### Requirement
Each record needs to be echoed exactly; can you do that?

### Information given

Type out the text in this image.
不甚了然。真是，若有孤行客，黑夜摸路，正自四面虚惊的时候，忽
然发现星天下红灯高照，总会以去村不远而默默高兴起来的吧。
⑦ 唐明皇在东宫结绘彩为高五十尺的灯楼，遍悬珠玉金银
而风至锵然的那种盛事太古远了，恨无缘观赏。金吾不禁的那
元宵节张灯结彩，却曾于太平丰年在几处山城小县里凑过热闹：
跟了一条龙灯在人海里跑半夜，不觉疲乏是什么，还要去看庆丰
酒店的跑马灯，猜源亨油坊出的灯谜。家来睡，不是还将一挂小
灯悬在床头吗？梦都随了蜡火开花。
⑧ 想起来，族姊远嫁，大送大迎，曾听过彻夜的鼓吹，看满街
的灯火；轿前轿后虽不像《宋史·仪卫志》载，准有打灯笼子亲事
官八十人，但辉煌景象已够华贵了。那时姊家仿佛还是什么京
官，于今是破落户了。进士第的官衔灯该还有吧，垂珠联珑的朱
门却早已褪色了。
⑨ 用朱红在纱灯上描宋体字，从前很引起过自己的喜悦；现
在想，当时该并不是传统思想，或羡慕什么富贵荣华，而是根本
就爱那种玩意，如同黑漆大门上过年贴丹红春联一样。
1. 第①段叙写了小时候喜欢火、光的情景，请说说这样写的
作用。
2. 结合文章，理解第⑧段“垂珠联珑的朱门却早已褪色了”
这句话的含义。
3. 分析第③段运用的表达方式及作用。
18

### Solution to the problem
Type out the text in this image.
不甚了然。真是，若有孤行客，黑夜摸路，正自四面虚惊的时候，忽
然发现星天下红灯高照，总会以去村不远而默默高兴起来的吧。
⑦ 唐明皇在东宫结绘彩为高五十尺的灯楼，遍悬珠玉金银
而风至锵然的那种盛事太古远了，恨无缘观赏。金吾不禁的那
元宵节张灯结彩，却曾于太平丰年在几处山城小县里凑过热闹：
跟了一条龙灯在人海里跑半夜，不觉疲乏是什么，还要去看庆丰
酒店的跑马灯，猜源亨油坊出的灯谜。家来睡，不是还将一挂小
灯悬在床头吗？梦都随了蜡火开花。
⑧ 想起来，族姊远嫁，大送大迎，曾听过彻夜的鼓吹，看满街
的灯火；轿前轿后虽不像《宋史·仪卫志》载，准有打灯笼子亲事
官八十人，但辉煌景象已够华贵了。那时姊家仿佛还是什么京
官，于今是破落户了。进士第的官衔灯该还有吧，垂珠联珑的朱
门却早已褪色了。
⑨ 用朱红在纱灯上描宋体字，从前很引起过自己的喜悦；现
在想，当时该并不是传统思想，或羡慕什么富贵荣华，而是根本
就爱那种玩意，如同黑漆大门上过年贴丹红春联一样。
1. 第①段叙写了小时候喜欢火、光的情景，请说说这样写的
作用。
2. 结合文章，理解第⑧段“垂珠联珑的朱门却早已褪色了”
这句话的含义。
3. 分析第③段运用的表达方式及作用。
18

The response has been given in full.